** Start **

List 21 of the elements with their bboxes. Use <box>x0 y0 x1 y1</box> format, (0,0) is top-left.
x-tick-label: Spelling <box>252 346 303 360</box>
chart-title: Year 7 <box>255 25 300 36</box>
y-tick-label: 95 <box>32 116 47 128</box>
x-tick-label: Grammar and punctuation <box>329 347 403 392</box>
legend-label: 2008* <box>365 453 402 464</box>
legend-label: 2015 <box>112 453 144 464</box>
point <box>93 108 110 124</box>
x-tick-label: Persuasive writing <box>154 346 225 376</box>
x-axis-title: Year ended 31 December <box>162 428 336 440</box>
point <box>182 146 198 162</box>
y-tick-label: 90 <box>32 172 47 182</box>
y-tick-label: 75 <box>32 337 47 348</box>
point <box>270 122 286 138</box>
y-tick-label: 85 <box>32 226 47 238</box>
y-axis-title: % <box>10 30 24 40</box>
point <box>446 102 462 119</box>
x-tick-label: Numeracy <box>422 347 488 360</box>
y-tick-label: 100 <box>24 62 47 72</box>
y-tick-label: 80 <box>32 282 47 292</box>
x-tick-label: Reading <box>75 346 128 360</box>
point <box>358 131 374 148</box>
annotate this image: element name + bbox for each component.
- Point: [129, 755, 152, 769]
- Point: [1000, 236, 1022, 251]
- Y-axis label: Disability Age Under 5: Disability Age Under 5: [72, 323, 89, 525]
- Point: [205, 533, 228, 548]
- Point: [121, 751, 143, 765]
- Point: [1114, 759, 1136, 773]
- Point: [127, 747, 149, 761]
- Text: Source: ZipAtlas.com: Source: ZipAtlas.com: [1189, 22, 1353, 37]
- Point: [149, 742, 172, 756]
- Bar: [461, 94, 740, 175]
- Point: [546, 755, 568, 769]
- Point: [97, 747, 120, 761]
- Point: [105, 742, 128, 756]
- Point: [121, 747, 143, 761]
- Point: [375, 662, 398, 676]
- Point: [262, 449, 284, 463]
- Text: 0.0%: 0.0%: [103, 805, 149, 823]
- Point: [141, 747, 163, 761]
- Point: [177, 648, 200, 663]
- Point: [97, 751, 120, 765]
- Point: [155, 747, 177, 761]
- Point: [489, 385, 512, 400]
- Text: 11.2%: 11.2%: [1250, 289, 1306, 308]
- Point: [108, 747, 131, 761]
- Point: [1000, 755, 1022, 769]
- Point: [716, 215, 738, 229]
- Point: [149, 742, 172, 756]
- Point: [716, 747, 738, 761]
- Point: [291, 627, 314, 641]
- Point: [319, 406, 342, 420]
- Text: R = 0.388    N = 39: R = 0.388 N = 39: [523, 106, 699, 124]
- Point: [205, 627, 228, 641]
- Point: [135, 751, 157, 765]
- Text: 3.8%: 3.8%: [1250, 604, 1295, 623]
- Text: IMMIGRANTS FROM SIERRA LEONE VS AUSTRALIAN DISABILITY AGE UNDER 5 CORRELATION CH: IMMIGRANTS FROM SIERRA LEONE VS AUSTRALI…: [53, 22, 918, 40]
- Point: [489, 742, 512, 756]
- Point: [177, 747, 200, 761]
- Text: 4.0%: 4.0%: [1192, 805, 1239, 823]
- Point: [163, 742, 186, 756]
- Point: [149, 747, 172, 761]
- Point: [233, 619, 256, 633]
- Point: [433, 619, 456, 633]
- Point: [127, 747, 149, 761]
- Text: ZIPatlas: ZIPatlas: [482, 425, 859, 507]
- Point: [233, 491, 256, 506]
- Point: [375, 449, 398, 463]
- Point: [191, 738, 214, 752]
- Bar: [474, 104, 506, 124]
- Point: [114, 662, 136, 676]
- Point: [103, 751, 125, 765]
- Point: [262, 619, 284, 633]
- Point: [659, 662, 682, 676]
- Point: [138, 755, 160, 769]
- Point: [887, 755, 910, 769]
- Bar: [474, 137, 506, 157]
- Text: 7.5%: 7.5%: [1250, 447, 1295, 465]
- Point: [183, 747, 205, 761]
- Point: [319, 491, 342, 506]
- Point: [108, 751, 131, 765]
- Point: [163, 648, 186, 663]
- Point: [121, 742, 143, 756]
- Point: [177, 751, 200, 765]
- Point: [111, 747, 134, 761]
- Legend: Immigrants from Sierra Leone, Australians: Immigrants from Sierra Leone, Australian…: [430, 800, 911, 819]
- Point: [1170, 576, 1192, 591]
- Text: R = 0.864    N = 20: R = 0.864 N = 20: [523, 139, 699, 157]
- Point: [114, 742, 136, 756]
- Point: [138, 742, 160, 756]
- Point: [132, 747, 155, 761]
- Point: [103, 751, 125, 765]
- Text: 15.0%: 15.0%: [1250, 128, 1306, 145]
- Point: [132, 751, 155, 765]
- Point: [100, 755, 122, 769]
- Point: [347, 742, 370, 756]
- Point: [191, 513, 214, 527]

** End **

## Exercise:
Copy the listing word for word from its first line down to the line that contains "x-axis-title: Year ended", including both of those lines.

## Expected answer:
List 21 of the elements with their bboxes. Use <box>x0 y0 x1 y1</box> format, (0,0) is top-left.
x-tick-label: Spelling <box>252 346 303 360</box>
chart-title: Year 7 <box>255 25 300 36</box>
y-tick-label: 95 <box>32 116 47 128</box>
x-tick-label: Grammar and punctuation <box>329 347 403 392</box>
legend-label: 2008* <box>365 453 402 464</box>
legend-label: 2015 <box>112 453 144 464</box>
point <box>93 108 110 124</box>
x-tick-label: Persuasive writing <box>154 346 225 376</box>
x-axis-title: Year ended 31 December <box>162 428 336 440</box>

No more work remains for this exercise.